Retype everything in the listing, leaving each line exactly as it is.

[Begin]

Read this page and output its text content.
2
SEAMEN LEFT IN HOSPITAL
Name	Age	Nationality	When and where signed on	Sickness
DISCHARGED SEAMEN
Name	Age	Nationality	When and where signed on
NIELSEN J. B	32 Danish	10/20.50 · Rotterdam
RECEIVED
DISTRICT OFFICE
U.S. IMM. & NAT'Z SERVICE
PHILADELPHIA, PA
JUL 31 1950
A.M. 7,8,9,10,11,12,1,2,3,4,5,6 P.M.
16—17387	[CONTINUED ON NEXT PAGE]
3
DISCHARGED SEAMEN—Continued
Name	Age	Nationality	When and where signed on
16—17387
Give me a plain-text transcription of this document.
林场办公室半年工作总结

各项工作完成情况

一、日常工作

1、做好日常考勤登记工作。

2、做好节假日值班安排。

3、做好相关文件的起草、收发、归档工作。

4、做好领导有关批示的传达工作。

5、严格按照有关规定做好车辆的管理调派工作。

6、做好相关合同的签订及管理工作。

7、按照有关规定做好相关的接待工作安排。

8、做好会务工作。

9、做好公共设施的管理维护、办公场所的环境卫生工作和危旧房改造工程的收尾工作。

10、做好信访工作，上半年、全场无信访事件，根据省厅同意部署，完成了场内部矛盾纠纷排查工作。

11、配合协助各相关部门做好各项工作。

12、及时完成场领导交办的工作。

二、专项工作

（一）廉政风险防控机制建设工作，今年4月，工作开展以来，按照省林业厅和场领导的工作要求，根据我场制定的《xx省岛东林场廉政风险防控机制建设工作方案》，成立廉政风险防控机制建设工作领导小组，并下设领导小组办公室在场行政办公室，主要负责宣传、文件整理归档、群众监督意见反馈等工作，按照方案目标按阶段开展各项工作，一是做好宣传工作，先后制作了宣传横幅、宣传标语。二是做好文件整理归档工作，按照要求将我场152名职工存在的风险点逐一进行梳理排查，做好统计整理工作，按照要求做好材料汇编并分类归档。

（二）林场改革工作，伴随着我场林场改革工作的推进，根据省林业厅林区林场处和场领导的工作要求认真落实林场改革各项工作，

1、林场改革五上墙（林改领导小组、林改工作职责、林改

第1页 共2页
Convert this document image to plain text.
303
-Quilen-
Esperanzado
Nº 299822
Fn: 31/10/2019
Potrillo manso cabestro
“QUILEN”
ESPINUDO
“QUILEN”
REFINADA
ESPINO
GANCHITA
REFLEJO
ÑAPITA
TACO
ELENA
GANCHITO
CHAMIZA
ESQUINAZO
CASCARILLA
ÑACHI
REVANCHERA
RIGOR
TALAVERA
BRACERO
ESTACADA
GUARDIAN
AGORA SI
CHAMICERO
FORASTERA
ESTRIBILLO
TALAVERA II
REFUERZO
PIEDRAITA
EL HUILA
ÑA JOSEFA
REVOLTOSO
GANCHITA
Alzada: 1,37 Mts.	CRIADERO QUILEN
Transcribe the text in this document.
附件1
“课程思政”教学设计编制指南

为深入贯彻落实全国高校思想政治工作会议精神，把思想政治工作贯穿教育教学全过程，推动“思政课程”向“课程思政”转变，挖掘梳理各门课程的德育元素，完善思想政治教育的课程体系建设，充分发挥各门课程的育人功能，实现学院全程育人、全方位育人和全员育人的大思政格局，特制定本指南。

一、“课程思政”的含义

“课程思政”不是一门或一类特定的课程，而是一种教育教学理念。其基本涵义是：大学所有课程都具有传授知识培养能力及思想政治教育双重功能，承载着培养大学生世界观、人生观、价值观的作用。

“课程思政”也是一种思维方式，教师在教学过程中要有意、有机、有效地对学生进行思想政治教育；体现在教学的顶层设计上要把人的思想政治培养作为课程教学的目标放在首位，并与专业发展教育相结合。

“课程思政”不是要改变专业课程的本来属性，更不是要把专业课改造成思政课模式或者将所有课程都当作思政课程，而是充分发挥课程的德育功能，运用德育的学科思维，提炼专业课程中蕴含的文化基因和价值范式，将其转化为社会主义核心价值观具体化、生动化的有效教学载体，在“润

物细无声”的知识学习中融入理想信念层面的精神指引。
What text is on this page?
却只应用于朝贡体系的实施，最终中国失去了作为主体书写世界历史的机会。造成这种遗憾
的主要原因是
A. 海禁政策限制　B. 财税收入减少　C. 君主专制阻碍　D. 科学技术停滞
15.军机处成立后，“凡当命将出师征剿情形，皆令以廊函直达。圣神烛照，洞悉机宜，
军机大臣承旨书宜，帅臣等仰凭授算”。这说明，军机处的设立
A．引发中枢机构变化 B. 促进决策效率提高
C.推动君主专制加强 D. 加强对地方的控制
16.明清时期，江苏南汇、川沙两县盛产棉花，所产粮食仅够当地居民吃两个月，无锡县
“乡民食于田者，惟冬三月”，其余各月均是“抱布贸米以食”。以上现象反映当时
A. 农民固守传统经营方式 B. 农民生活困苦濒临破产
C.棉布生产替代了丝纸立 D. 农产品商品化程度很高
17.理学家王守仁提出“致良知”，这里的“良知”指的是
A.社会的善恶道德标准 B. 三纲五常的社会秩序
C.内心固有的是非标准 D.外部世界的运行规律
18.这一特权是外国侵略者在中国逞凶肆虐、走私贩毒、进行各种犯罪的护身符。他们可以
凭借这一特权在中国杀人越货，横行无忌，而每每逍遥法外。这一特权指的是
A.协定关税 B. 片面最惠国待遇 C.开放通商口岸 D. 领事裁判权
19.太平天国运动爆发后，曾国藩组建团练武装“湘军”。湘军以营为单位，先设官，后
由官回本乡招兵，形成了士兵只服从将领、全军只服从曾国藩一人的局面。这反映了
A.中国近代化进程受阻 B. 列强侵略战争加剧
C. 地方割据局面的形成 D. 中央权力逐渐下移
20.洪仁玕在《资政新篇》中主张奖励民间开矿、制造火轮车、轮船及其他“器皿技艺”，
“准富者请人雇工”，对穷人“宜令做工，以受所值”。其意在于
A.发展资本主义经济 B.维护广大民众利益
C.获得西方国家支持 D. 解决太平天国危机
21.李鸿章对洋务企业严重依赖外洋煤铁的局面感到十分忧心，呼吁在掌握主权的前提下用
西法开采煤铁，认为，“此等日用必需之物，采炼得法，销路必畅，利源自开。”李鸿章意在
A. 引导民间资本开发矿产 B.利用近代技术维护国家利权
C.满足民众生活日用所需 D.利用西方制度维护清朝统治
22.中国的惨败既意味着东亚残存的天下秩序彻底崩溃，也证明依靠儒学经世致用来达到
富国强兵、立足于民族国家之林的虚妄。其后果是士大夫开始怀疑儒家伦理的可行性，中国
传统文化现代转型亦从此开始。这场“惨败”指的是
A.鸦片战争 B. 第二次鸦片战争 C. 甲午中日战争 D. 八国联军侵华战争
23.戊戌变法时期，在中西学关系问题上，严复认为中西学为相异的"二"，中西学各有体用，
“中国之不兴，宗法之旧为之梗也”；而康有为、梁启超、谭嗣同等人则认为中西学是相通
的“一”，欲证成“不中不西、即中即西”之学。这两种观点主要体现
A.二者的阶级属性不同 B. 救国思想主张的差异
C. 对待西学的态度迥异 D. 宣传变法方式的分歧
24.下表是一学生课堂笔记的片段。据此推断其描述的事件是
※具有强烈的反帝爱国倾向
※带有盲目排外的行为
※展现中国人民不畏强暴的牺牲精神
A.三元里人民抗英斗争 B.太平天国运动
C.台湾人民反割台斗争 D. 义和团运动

[End]

* _Output below_
Read this page and output its text content.
2
SEAMEN LEFT IN HOSPITAL
Name	Age	Nationality	When and where signed on	Sickness
DISCHARGED SEAMEN
Name	Age	Nationality	When and where signed on
NIELSEN J. B	32 Danish	10/20.50 · Rotterdam
RECEIVED
DISTRICT OFFICE
U.S. IMM. & NAT'Z SERVICE
PHILADELPHIA, PA
JUL 31 1950
A.M. 7,8,9,10,11,12,1,2,3,4,5,6 P.M.
16—17387	[CONTINUED ON NEXT PAGE]
3
DISCHARGED SEAMEN—Continued
Name	Age	Nationality	When and where signed on
16—17387
Give me a plain-text transcription of this document.
林场办公室半年工作总结

各项工作完成情况

一、日常工作

1、做好日常考勤登记工作。

2、做好节假日值班安排。

3、做好相关文件的起草、收发、归档工作。

4、做好领导有关批示的传达工作。

5、严格按照有关规定做好车辆的管理调派工作。

6、做好相关合同的签订及管理工作。

7、按照有关规定做好相关的接待工作安排。

8、做好会务工作。

9、做好公共设施的管理维护、办公场所的环境卫生工作和危旧房改造工程的收尾工作。

10、做好信访工作，上半年、全场无信访事件，根据省厅同意部署，完成了场内部矛盾纠纷排查工作。

11、配合协助各相关部门做好各项工作。

12、及时完成场领导交办的工作。

二、专项工作

（一）廉政风险防控机制建设工作，今年4月，工作开展以来，按照省林业厅和场领导的工作要求，根据我场制定的《xx省岛东林场廉政风险防控机制建设工作方案》，成立廉政风险防控机制建设工作领导小组，并下设领导小组办公室在场行政办公室，主要负责宣传、文件整理归档、群众监督意见反馈等工作，按照方案目标按阶段开展各项工作，一是做好宣传工作，先后制作了宣传横幅、宣传标语。二是做好文件整理归档工作，按照要求将我场152名职工存在的风险点逐一进行梳理排查，做好统计整理工作，按照要求做好材料汇编并分类归档。

（二）林场改革工作，伴随着我场林场改革工作的推进，根据省林业厅林区林场处和场领导的工作要求认真落实林场改革各项工作，

1、林场改革五上墙（林改领导小组、林改工作职责、林改

第1页 共2页
Convert this document image to plain text.
303
-Quilen-
Esperanzado
Nº 299822
Fn: 31/10/2019
Potrillo manso cabestro
“QUILEN”
ESPINUDO
“QUILEN”
REFINADA
ESPINO
GANCHITA
REFLEJO
ÑAPITA
TACO
ELENA
GANCHITO
CHAMIZA
ESQUINAZO
CASCARILLA
ÑACHI
REVANCHERA
RIGOR
TALAVERA
BRACERO
ESTACADA
GUARDIAN
AGORA SI
CHAMICERO
FORASTERA
ESTRIBILLO
TALAVERA II
REFUERZO
PIEDRAITA
EL HUILA
ÑA JOSEFA
REVOLTOSO
GANCHITA
Alzada: 1,37 Mts.	CRIADERO QUILEN
Transcribe the text in this document.
附件1
“课程思政”教学设计编制指南

为深入贯彻落实全国高校思想政治工作会议精神，把思想政治工作贯穿教育教学全过程，推动“思政课程”向“课程思政”转变，挖掘梳理各门课程的德育元素，完善思想政治教育的课程体系建设，充分发挥各门课程的育人功能，实现学院全程育人、全方位育人和全员育人的大思政格局，特制定本指南。

一、“课程思政”的含义

“课程思政”不是一门或一类特定的课程，而是一种教育教学理念。其基本涵义是：大学所有课程都具有传授知识培养能力及思想政治教育双重功能，承载着培养大学生世界观、人生观、价值观的作用。

“课程思政”也是一种思维方式，教师在教学过程中要有意、有机、有效地对学生进行思想政治教育；体现在教学的顶层设计上要把人的思想政治培养作为课程教学的目标放在首位，并与专业发展教育相结合。

“课程思政”不是要改变专业课程的本来属性，更不是要把专业课改造成思政课模式或者将所有课程都当作思政课程，而是充分发挥课程的德育功能，运用德育的学科思维，提炼专业课程中蕴含的文化基因和价值范式，将其转化为社会主义核心价值观具体化、生动化的有效教学载体，在“润

物细无声”的知识学习中融入理想信念层面的精神指引。
What text is on this page?
却只应用于朝贡体系的实施，最终中国失去了作为主体书写世界历史的机会。造成这种遗憾
的主要原因是
A. 海禁政策限制　B. 财税收入减少　C. 君主专制阻碍　D. 科学技术停滞
15.军机处成立后，“凡当命将出师征剿情形，皆令以廊函直达。圣神烛照，洞悉机宜，
军机大臣承旨书宜，帅臣等仰凭授算”。这说明，军机处的设立
A．引发中枢机构变化 B. 促进决策效率提高
C.推动君主专制加强 D. 加强对地方的控制
16.明清时期，江苏南汇、川沙两县盛产棉花，所产粮食仅够当地居民吃两个月，无锡县
“乡民食于田者，惟冬三月”，其余各月均是“抱布贸米以食”。以上现象反映当时
A. 农民固守传统经营方式 B. 农民生活困苦濒临破产
C.棉布生产替代了丝纸立 D. 农产品商品化程度很高
17.理学家王守仁提出“致良知”，这里的“良知”指的是
A.社会的善恶道德标准 B. 三纲五常的社会秩序
C.内心固有的是非标准 D.外部世界的运行规律
18.这一特权是外国侵略者在中国逞凶肆虐、走私贩毒、进行各种犯罪的护身符。他们可以
凭借这一特权在中国杀人越货，横行无忌，而每每逍遥法外。这一特权指的是
A.协定关税 B. 片面最惠国待遇 C.开放通商口岸 D. 领事裁判权
19.太平天国运动爆发后，曾国藩组建团练武装“湘军”。湘军以营为单位，先设官，后
由官回本乡招兵，形成了士兵只服从将领、全军只服从曾国藩一人的局面。这反映了
A.中国近代化进程受阻 B. 列强侵略战争加剧
C. 地方割据局面的形成 D. 中央权力逐渐下移
20.洪仁玕在《资政新篇》中主张奖励民间开矿、制造火轮车、轮船及其他“器皿技艺”，
“准富者请人雇工”，对穷人“宜令做工，以受所值”。其意在于
A.发展资本主义经济 B.维护广大民众利益
C.获得西方国家支持 D. 解决太平天国危机
21.李鸿章对洋务企业严重依赖外洋煤铁的局面感到十分忧心，呼吁在掌握主权的前提下用
西法开采煤铁，认为，“此等日用必需之物，采炼得法，销路必畅，利源自开。”李鸿章意在
A. 引导民间资本开发矿产 B.利用近代技术维护国家利权
C.满足民众生活日用所需 D.利用西方制度维护清朝统治
22.中国的惨败既意味着东亚残存的天下秩序彻底崩溃，也证明依靠儒学经世致用来达到
富国强兵、立足于民族国家之林的虚妄。其后果是士大夫开始怀疑儒家伦理的可行性，中国
传统文化现代转型亦从此开始。这场“惨败”指的是
A.鸦片战争 B. 第二次鸦片战争 C. 甲午中日战争 D. 八国联军侵华战争
23.戊戌变法时期，在中西学关系问题上，严复认为中西学为相异的"二"，中西学各有体用，
“中国之不兴，宗法之旧为之梗也”；而康有为、梁启超、谭嗣同等人则认为中西学是相通
的“一”，欲证成“不中不西、即中即西”之学。这两种观点主要体现
A.二者的阶级属性不同 B. 救国思想主张的差异
C. 对待西学的态度迥异 D. 宣传变法方式的分歧
24.下表是一学生课堂笔记的片段。据此推断其描述的事件是
※具有强烈的反帝爱国倾向
※带有盲目排外的行为
※展现中国人民不畏强暴的牺牲精神
A.三元里人民抗英斗争 B.太平天国运动
C.台湾人民反割台斗争 D. 义和团运动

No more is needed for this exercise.